=== ENTRIES SUPPLIED ===

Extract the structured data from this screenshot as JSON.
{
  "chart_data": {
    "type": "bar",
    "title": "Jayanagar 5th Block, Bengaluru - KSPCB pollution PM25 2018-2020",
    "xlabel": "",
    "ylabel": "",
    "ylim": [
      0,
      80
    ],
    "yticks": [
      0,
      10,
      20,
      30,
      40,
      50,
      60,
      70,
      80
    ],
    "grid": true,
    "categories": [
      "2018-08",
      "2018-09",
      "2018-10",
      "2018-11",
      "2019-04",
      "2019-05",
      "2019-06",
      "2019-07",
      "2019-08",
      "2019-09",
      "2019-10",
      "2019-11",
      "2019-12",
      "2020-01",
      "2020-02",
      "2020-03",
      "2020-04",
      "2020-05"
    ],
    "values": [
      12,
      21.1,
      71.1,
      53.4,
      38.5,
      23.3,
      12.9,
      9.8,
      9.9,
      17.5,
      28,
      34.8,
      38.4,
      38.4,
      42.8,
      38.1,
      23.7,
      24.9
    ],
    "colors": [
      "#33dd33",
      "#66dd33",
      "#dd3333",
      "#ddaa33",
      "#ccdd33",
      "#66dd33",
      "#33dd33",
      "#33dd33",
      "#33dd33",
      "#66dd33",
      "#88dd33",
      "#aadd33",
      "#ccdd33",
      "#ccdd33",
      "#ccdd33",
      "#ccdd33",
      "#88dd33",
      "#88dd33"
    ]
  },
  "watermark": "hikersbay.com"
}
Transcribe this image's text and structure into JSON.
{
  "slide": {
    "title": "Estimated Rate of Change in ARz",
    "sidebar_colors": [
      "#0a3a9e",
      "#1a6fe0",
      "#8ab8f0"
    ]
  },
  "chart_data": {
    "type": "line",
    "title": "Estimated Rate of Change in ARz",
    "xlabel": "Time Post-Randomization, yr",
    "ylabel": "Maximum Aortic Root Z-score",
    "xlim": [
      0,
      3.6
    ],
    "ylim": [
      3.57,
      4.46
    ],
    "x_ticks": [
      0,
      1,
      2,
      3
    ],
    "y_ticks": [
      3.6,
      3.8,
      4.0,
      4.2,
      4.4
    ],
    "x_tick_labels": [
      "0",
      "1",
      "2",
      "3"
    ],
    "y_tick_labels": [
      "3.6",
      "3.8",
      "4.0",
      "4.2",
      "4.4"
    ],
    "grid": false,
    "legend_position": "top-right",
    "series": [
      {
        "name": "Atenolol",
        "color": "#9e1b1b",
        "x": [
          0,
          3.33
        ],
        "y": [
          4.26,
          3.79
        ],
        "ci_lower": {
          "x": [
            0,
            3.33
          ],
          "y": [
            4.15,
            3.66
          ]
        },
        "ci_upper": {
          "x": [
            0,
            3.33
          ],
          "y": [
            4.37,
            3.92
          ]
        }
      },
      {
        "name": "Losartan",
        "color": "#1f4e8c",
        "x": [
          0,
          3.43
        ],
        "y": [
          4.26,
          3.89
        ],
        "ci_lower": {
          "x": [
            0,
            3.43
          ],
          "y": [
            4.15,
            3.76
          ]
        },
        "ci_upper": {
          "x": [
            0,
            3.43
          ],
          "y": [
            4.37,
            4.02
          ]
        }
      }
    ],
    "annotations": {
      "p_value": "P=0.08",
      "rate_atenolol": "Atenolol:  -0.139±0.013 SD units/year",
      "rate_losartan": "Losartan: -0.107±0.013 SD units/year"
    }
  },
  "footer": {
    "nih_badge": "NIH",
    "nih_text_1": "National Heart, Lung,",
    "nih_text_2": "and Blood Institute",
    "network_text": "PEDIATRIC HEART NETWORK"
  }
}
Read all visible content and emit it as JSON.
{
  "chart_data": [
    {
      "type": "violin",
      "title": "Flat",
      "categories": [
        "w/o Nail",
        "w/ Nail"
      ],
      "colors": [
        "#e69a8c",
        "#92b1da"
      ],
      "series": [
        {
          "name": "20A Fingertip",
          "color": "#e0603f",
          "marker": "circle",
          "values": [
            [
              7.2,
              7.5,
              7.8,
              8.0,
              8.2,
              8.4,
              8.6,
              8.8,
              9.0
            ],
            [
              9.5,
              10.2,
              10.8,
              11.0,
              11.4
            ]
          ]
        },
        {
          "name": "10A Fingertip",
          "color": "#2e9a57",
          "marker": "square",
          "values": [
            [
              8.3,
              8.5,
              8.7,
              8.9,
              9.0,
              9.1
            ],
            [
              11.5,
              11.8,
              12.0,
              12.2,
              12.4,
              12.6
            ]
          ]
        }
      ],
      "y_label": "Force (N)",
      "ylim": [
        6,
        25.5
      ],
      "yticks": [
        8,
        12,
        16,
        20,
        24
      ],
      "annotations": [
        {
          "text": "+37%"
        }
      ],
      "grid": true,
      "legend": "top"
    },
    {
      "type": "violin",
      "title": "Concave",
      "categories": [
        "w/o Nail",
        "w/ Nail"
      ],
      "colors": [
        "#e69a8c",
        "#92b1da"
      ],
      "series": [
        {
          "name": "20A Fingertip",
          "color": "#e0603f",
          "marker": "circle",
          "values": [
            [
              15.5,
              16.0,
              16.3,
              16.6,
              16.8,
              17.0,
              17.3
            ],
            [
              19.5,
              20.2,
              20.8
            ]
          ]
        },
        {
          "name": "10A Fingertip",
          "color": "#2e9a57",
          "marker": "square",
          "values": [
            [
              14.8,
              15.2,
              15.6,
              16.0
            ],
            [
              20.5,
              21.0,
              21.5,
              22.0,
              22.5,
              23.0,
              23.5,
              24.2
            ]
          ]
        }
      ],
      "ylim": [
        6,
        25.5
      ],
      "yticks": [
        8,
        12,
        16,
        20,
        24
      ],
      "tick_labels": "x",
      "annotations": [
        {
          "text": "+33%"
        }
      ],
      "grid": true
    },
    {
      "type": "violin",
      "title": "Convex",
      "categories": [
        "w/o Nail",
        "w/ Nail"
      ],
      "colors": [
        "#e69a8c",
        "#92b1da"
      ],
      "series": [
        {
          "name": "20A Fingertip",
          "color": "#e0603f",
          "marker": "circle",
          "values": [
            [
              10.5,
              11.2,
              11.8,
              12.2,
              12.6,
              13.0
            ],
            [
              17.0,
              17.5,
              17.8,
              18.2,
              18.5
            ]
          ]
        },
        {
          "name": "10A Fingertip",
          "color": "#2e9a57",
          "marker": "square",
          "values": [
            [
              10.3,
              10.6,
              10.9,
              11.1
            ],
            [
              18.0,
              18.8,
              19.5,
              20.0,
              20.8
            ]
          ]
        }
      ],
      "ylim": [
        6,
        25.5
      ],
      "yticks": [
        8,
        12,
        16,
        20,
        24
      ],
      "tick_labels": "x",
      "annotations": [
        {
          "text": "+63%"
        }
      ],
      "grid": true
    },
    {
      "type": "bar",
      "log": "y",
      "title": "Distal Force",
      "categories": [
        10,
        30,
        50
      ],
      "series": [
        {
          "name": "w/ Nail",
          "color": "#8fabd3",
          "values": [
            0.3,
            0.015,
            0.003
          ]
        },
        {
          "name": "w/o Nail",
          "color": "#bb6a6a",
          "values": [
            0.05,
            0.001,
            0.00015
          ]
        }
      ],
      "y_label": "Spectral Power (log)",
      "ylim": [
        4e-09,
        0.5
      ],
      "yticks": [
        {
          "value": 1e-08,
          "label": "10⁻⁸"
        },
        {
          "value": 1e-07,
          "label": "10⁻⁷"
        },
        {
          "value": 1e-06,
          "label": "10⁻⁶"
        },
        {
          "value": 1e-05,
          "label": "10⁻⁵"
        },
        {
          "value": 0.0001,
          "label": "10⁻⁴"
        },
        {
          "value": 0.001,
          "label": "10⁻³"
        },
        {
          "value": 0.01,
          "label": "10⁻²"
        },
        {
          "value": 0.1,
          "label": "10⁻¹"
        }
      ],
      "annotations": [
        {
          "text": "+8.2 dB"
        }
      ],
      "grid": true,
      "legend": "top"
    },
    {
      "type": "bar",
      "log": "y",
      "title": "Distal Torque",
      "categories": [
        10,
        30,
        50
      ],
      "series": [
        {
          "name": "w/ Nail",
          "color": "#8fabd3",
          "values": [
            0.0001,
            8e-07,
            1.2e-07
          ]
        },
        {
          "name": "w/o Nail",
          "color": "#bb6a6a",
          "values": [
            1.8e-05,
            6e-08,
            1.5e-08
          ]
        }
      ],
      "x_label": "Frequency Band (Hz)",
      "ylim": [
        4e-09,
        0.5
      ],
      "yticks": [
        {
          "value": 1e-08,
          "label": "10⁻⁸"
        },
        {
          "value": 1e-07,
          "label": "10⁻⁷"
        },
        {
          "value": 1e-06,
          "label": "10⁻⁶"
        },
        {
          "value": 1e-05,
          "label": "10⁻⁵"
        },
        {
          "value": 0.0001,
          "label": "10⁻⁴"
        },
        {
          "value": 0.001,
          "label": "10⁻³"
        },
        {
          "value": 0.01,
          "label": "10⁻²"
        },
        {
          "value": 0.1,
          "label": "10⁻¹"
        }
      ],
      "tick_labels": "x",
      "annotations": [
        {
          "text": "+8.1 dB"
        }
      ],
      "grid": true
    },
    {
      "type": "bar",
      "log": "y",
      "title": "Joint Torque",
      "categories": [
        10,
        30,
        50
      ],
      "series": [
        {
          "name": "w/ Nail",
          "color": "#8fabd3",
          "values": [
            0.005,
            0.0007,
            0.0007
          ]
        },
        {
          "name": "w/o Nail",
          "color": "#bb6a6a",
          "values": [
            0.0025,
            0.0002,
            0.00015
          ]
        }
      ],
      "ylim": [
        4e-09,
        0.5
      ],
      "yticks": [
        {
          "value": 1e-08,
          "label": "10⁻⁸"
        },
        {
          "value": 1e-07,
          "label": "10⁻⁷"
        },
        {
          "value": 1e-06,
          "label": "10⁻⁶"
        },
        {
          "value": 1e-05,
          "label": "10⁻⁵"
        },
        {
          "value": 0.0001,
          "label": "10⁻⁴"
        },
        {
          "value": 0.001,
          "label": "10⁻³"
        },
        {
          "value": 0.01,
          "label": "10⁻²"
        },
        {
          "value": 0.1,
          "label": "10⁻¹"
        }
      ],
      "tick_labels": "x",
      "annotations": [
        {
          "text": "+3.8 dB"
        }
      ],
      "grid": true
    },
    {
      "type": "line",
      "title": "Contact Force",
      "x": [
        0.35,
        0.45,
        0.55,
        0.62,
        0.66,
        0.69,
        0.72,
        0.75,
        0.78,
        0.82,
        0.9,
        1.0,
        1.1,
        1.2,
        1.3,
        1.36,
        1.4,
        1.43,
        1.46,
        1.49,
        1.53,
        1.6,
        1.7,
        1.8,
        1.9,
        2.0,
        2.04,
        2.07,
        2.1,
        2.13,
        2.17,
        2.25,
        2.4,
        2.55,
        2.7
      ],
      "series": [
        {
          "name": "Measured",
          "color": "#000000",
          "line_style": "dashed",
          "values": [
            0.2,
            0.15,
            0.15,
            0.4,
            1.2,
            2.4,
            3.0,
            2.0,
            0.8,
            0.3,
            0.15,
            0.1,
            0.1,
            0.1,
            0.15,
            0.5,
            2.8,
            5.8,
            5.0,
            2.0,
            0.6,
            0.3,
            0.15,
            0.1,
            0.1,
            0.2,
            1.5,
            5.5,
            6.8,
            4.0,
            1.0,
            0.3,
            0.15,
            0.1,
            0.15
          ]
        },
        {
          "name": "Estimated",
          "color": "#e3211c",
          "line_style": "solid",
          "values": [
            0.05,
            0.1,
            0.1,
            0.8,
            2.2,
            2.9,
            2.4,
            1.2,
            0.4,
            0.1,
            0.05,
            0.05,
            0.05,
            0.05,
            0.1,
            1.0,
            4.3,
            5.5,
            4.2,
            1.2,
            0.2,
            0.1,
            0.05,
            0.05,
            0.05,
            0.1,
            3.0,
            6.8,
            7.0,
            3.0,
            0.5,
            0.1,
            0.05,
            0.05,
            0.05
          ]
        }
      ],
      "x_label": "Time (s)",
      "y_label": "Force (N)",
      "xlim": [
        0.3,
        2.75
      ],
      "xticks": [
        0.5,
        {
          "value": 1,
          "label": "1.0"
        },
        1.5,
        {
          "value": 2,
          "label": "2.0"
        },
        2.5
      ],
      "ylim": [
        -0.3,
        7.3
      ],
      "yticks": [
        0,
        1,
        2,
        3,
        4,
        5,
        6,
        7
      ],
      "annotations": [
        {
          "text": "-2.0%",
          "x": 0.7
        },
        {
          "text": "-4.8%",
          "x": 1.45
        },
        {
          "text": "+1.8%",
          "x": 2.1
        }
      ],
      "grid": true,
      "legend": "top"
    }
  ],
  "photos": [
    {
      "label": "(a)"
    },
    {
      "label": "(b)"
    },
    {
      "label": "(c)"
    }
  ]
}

===

Only lines with the string "ylabel" belong in your answer; copy each one.

    "ylabel": "",
    "ylabel": "Maximum Aortic Root Z-score",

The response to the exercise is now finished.